[start of THE INPUT]

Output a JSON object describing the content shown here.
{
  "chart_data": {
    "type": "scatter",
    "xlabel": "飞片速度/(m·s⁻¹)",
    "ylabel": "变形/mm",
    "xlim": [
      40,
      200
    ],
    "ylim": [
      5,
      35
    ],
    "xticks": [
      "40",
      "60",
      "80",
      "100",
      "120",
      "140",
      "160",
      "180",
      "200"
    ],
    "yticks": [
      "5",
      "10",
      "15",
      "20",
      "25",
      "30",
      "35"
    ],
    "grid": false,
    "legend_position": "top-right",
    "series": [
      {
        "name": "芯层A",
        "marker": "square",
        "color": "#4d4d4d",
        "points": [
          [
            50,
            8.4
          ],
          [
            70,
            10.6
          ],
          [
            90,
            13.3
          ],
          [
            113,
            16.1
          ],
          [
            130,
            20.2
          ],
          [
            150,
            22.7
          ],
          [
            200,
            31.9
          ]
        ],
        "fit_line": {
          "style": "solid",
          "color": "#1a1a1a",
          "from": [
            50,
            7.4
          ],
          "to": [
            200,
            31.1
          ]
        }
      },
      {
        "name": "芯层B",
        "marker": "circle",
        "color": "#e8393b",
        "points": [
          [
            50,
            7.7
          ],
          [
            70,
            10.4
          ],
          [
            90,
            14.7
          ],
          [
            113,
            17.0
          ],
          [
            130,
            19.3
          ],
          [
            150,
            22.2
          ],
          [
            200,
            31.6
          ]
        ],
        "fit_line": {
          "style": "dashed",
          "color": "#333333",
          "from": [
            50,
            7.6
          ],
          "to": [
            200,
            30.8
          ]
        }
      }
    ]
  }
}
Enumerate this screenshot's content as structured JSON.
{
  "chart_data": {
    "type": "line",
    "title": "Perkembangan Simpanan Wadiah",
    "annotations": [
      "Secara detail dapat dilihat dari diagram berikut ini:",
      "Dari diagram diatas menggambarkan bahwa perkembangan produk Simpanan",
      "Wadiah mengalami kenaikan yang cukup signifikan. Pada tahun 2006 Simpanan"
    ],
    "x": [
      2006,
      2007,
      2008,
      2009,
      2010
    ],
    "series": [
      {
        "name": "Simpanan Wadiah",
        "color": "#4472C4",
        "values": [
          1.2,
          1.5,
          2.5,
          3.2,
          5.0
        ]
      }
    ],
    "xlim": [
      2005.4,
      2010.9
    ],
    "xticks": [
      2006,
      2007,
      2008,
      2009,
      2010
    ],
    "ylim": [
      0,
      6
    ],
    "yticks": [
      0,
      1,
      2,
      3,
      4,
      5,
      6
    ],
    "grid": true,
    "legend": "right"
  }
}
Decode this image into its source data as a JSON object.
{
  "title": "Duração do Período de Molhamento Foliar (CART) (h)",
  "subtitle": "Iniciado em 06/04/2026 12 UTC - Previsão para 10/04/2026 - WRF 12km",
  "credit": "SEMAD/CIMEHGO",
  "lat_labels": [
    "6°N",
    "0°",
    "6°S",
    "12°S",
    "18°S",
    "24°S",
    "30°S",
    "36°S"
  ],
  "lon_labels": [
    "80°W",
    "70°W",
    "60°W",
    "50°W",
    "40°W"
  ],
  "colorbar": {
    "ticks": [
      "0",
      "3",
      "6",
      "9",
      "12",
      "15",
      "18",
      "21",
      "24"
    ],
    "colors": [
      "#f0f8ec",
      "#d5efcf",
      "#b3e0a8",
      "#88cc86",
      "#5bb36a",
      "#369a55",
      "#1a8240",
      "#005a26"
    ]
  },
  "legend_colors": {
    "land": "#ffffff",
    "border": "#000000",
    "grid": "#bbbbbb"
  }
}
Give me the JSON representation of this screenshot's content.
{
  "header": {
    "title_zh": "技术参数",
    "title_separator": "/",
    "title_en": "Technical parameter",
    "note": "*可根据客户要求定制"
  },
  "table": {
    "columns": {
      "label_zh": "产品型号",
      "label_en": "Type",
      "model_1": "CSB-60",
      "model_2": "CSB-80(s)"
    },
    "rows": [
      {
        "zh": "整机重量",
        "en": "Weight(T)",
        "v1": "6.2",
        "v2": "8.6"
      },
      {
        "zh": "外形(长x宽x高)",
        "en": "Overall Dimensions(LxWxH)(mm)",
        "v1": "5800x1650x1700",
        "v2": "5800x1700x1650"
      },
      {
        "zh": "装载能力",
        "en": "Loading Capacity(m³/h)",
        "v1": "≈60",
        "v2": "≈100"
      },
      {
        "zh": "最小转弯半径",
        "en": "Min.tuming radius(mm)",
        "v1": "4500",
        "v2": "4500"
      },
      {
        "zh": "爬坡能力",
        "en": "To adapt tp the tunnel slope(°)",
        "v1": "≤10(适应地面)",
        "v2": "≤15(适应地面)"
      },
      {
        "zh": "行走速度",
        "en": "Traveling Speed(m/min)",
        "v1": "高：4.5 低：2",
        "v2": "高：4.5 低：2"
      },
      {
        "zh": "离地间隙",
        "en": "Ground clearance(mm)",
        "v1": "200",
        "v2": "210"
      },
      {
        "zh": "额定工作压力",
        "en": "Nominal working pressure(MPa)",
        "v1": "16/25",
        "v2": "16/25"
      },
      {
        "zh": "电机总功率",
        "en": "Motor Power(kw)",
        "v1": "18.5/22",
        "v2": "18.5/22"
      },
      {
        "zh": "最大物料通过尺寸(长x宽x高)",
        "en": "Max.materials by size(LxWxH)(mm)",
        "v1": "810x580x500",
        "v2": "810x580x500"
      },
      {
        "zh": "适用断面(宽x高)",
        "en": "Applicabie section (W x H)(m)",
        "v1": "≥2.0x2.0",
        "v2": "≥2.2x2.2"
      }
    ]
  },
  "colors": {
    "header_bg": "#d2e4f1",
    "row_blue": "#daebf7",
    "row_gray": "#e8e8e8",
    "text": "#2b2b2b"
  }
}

[end of THE INPUT]

— WHAT THE EXERCISE ASKS —
Return the lines above exactly, keeping every word.

— PROBLEM SOLUTION —
Output a JSON object describing the content shown here.
{
  "chart_data": {
    "type": "scatter",
    "xlabel": "飞片速度/(m·s⁻¹)",
    "ylabel": "变形/mm",
    "xlim": [
      40,
      200
    ],
    "ylim": [
      5,
      35
    ],
    "xticks": [
      "40",
      "60",
      "80",
      "100",
      "120",
      "140",
      "160",
      "180",
      "200"
    ],
    "yticks": [
      "5",
      "10",
      "15",
      "20",
      "25",
      "30",
      "35"
    ],
    "grid": false,
    "legend_position": "top-right",
    "series": [
      {
        "name": "芯层A",
        "marker": "square",
        "color": "#4d4d4d",
        "points": [
          [
            50,
            8.4
          ],
          [
            70,
            10.6
          ],
          [
            90,
            13.3
          ],
          [
            113,
            16.1
          ],
          [
            130,
            20.2
          ],
          [
            150,
            22.7
          ],
          [
            200,
            31.9
          ]
        ],
        "fit_line": {
          "style": "solid",
          "color": "#1a1a1a",
          "from": [
            50,
            7.4
          ],
          "to": [
            200,
            31.1
          ]
        }
      },
      {
        "name": "芯层B",
        "marker": "circle",
        "color": "#e8393b",
        "points": [
          [
            50,
            7.7
          ],
          [
            70,
            10.4
          ],
          [
            90,
            14.7
          ],
          [
            113,
            17.0
          ],
          [
            130,
            19.3
          ],
          [
            150,
            22.2
          ],
          [
            200,
            31.6
          ]
        ],
        "fit_line": {
          "style": "dashed",
          "color": "#333333",
          "from": [
            50,
            7.6
          ],
          "to": [
            200,
            30.8
          ]
        }
      }
    ]
  }
}
Enumerate this screenshot's content as structured JSON.
{
  "chart_data": {
    "type": "line",
    "title": "Perkembangan Simpanan Wadiah",
    "annotations": [
      "Secara detail dapat dilihat dari diagram berikut ini:",
      "Dari diagram diatas menggambarkan bahwa perkembangan produk Simpanan",
      "Wadiah mengalami kenaikan yang cukup signifikan. Pada tahun 2006 Simpanan"
    ],
    "x": [
      2006,
      2007,
      2008,
      2009,
      2010
    ],
    "series": [
      {
        "name": "Simpanan Wadiah",
        "color": "#4472C4",
        "values": [
          1.2,
          1.5,
          2.5,
          3.2,
          5.0
        ]
      }
    ],
    "xlim": [
      2005.4,
      2010.9
    ],
    "xticks": [
      2006,
      2007,
      2008,
      2009,
      2010
    ],
    "ylim": [
      0,
      6
    ],
    "yticks": [
      0,
      1,
      2,
      3,
      4,
      5,
      6
    ],
    "grid": true,
    "legend": "right"
  }
}
Decode this image into its source data as a JSON object.
{
  "title": "Duração do Período de Molhamento Foliar (CART) (h)",
  "subtitle": "Iniciado em 06/04/2026 12 UTC - Previsão para 10/04/2026 - WRF 12km",
  "credit": "SEMAD/CIMEHGO",
  "lat_labels": [
    "6°N",
    "0°",
    "6°S",
    "12°S",
    "18°S",
    "24°S",
    "30°S",
    "36°S"
  ],
  "lon_labels": [
    "80°W",
    "70°W",
    "60°W",
    "50°W",
    "40°W"
  ],
  "colorbar": {
    "ticks": [
      "0",
      "3",
      "6",
      "9",
      "12",
      "15",
      "18",
      "21",
      "24"
    ],
    "colors": [
      "#f0f8ec",
      "#d5efcf",
      "#b3e0a8",
      "#88cc86",
      "#5bb36a",
      "#369a55",
      "#1a8240",
      "#005a26"
    ]
  },
  "legend_colors": {
    "land": "#ffffff",
    "border": "#000000",
    "grid": "#bbbbbb"
  }
}
Give me the JSON representation of this screenshot's content.
{
  "header": {
    "title_zh": "技术参数",
    "title_separator": "/",
    "title_en": "Technical parameter",
    "note": "*可根据客户要求定制"
  },
  "table": {
    "columns": {
      "label_zh": "产品型号",
      "label_en": "Type",
      "model_1": "CSB-60",
      "model_2": "CSB-80(s)"
    },
    "rows": [
      {
        "zh": "整机重量",
        "en": "Weight(T)",
        "v1": "6.2",
        "v2": "8.6"
      },
      {
        "zh": "外形(长x宽x高)",
        "en": "Overall Dimensions(LxWxH)(mm)",
        "v1": "5800x1650x1700",
        "v2": "5800x1700x1650"
      },
      {
        "zh": "装载能力",
        "en": "Loading Capacity(m³/h)",
        "v1": "≈60",
        "v2": "≈100"
      },
      {
        "zh": "最小转弯半径",
        "en": "Min.tuming radius(mm)",
        "v1": "4500",
        "v2": "4500"
      },
      {
        "zh": "爬坡能力",
        "en": "To adapt tp the tunnel slope(°)",
        "v1": "≤10(适应地面)",
        "v2": "≤15(适应地面)"
      },
      {
        "zh": "行走速度",
        "en": "Traveling Speed(m/min)",
        "v1": "高：4.5 低：2",
        "v2": "高：4.5 低：2"
      },
      {
        "zh": "离地间隙",
        "en": "Ground clearance(mm)",
        "v1": "200",
        "v2": "210"
      },
      {
        "zh": "额定工作压力",
        "en": "Nominal working pressure(MPa)",
        "v1": "16/25",
        "v2": "16/25"
      },
      {
        "zh": "电机总功率",
        "en": "Motor Power(kw)",
        "v1": "18.5/22",
        "v2": "18.5/22"
      },
      {
        "zh": "最大物料通过尺寸(长x宽x高)",
        "en": "Max.materials by size(LxWxH)(mm)",
        "v1": "810x580x500",
        "v2": "810x580x500"
      },
      {
        "zh": "适用断面(宽x高)",
        "en": "Applicabie section (W x H)(m)",
        "v1": "≥2.0x2.0",
        "v2": "≥2.2x2.2"
      }
    ]
  },
  "colors": {
    "header_bg": "#d2e4f1",
    "row_blue": "#daebf7",
    "row_gray": "#e8e8e8",
    "text": "#2b2b2b"
  }
}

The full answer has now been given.